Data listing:

--- Start ---

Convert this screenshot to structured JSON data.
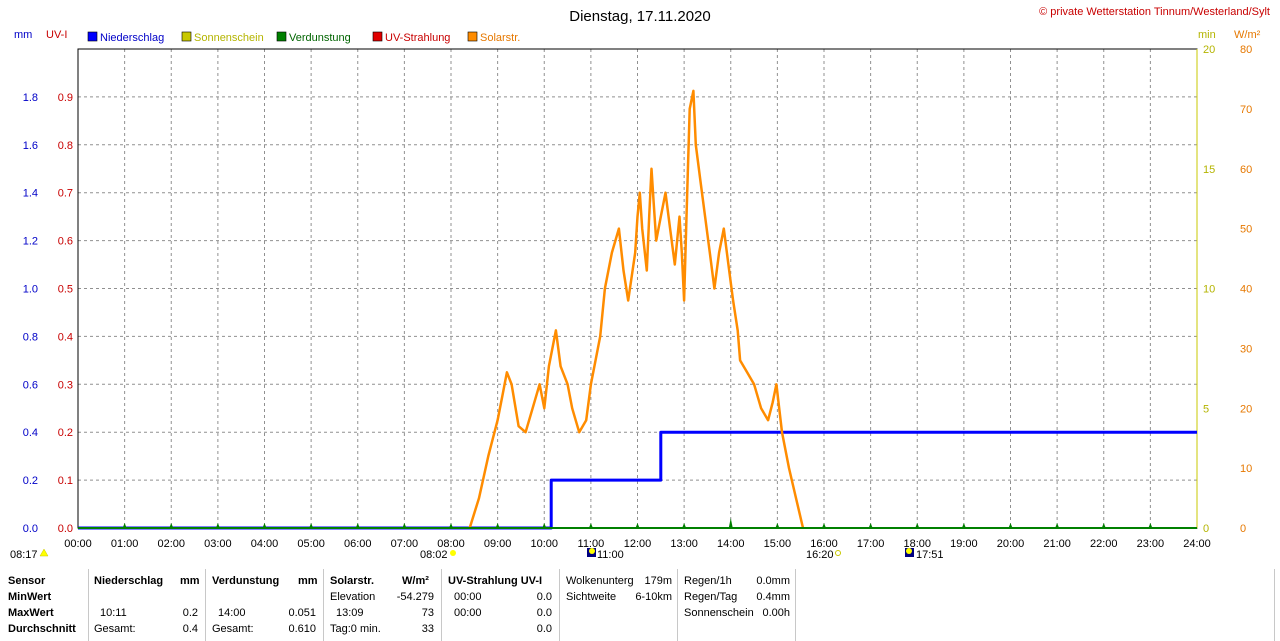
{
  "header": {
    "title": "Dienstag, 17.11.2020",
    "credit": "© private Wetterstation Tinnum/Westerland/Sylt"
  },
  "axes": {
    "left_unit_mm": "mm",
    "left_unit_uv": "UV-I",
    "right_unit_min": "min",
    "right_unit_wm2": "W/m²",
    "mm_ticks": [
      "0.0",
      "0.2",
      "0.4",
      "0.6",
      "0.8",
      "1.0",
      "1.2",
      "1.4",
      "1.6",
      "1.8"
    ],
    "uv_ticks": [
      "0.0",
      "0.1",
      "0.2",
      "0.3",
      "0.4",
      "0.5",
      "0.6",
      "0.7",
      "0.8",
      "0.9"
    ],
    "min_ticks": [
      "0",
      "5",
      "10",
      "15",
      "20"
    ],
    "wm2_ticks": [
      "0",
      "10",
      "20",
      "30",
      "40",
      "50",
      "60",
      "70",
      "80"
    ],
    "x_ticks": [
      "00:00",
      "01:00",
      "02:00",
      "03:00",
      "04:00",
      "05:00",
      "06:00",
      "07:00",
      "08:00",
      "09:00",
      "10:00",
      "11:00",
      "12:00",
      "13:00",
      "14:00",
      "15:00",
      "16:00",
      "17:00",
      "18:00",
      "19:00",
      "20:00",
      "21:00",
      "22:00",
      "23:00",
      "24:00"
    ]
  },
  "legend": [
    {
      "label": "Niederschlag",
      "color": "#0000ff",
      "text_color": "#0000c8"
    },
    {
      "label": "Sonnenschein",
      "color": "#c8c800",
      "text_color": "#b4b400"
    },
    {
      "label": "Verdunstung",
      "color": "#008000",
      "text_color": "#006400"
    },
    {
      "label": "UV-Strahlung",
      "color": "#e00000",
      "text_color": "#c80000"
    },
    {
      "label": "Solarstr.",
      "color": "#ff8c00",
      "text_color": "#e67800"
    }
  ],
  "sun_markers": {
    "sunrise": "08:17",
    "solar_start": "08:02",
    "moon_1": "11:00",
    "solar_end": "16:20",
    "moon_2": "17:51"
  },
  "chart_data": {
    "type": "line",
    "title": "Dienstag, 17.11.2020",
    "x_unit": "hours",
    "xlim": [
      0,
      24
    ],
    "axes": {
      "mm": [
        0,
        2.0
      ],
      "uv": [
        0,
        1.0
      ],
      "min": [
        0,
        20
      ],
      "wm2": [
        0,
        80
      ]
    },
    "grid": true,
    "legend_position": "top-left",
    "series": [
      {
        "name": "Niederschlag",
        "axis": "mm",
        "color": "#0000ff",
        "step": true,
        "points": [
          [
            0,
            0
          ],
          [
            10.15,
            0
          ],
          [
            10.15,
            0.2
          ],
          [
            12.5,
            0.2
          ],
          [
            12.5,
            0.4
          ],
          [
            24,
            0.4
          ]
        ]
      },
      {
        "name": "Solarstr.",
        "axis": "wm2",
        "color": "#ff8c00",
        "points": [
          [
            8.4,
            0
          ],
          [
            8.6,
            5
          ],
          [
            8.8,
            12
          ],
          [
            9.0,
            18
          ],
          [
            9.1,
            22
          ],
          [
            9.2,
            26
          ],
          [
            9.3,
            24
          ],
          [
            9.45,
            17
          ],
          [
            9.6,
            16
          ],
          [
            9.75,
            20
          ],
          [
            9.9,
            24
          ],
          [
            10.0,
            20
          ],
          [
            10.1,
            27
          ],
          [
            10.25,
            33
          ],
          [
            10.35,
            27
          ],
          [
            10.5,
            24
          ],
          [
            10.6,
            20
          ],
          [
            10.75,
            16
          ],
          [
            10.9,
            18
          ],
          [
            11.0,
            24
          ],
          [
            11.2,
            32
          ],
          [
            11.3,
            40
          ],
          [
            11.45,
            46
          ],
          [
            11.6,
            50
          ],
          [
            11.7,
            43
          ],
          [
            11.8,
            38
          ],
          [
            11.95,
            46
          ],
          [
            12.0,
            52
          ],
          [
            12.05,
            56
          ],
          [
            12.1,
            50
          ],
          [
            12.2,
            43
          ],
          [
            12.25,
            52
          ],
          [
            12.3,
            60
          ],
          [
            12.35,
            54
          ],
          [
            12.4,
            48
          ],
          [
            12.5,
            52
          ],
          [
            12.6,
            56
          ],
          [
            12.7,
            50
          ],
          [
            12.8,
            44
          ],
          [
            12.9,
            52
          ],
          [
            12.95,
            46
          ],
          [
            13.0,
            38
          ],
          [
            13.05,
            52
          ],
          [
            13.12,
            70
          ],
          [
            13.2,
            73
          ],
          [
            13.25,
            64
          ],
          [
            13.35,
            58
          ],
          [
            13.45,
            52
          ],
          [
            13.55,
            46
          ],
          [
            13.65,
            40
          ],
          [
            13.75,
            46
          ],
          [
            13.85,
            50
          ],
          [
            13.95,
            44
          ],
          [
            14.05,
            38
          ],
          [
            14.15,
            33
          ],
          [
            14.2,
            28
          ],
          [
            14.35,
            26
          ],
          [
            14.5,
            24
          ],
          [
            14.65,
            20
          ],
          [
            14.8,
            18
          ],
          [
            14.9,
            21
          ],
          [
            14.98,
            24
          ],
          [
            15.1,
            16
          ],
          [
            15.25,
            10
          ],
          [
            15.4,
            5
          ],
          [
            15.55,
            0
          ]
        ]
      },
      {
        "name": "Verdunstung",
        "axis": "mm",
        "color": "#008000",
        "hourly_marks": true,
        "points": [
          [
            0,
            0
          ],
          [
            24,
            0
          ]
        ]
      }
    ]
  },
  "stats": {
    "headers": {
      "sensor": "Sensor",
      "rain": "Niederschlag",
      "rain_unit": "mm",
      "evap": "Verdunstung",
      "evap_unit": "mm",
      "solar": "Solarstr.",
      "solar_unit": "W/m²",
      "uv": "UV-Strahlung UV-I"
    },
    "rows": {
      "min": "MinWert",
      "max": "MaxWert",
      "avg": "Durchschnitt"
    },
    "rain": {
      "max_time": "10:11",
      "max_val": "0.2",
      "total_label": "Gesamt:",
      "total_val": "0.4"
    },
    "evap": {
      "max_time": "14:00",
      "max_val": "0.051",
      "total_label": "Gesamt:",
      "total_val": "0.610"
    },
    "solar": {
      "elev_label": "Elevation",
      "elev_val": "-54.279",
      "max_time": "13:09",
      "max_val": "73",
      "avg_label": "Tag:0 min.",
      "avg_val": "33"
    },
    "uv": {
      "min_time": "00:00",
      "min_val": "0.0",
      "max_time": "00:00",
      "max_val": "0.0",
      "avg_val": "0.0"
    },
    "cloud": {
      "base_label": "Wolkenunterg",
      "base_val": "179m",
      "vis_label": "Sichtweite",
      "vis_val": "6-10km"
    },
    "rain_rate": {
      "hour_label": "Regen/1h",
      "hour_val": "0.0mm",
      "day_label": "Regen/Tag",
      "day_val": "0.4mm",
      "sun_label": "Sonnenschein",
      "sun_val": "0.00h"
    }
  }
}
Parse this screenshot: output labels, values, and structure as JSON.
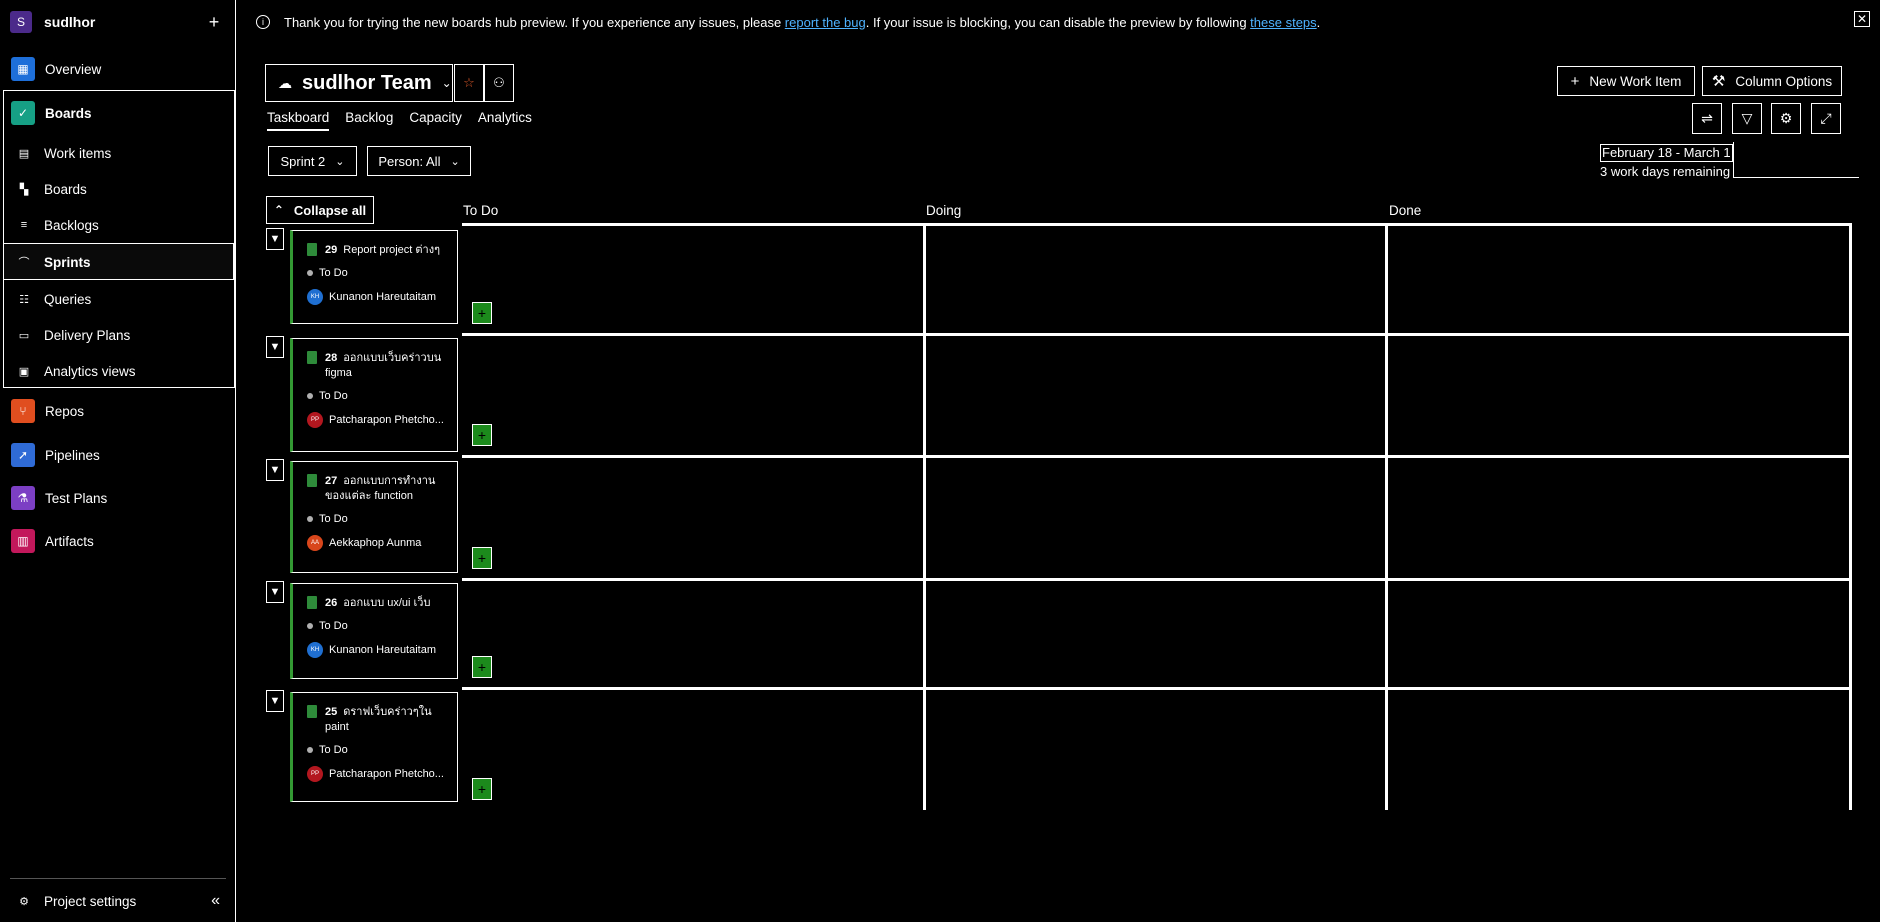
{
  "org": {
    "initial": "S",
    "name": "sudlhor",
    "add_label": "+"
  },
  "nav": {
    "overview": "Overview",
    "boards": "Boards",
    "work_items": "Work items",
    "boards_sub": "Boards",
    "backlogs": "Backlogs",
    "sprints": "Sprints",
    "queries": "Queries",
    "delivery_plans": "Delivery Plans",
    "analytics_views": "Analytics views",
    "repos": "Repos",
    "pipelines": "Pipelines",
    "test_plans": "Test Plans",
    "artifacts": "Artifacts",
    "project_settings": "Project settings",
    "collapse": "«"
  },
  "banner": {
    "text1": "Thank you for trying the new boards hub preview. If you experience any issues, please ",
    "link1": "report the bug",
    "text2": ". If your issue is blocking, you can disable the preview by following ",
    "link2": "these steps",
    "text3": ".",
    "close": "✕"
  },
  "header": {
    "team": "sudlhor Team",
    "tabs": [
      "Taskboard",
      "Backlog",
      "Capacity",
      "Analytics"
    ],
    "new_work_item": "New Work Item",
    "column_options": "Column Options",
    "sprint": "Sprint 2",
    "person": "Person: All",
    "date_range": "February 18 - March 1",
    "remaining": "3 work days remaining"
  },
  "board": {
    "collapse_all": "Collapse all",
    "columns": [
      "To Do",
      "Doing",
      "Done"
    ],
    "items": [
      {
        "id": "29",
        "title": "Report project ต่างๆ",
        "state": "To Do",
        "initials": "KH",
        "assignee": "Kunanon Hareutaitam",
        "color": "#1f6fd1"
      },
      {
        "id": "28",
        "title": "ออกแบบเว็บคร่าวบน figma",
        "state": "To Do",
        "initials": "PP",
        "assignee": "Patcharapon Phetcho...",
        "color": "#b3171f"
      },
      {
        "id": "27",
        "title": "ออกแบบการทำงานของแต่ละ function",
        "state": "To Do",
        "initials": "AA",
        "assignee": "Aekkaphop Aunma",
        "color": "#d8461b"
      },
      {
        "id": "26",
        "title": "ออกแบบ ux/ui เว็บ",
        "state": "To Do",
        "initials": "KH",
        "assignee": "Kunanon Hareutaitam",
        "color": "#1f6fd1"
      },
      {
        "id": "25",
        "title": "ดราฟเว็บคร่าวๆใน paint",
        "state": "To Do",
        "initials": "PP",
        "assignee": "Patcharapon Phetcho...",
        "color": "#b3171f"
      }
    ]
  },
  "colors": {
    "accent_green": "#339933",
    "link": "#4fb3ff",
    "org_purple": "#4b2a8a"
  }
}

--- End ---

### What the task requires
Return all lines of the material above in which the word "true" occurs.

### Solution to the exercise
    "grid": true,
        "step": true,
        "hourly_marks": true,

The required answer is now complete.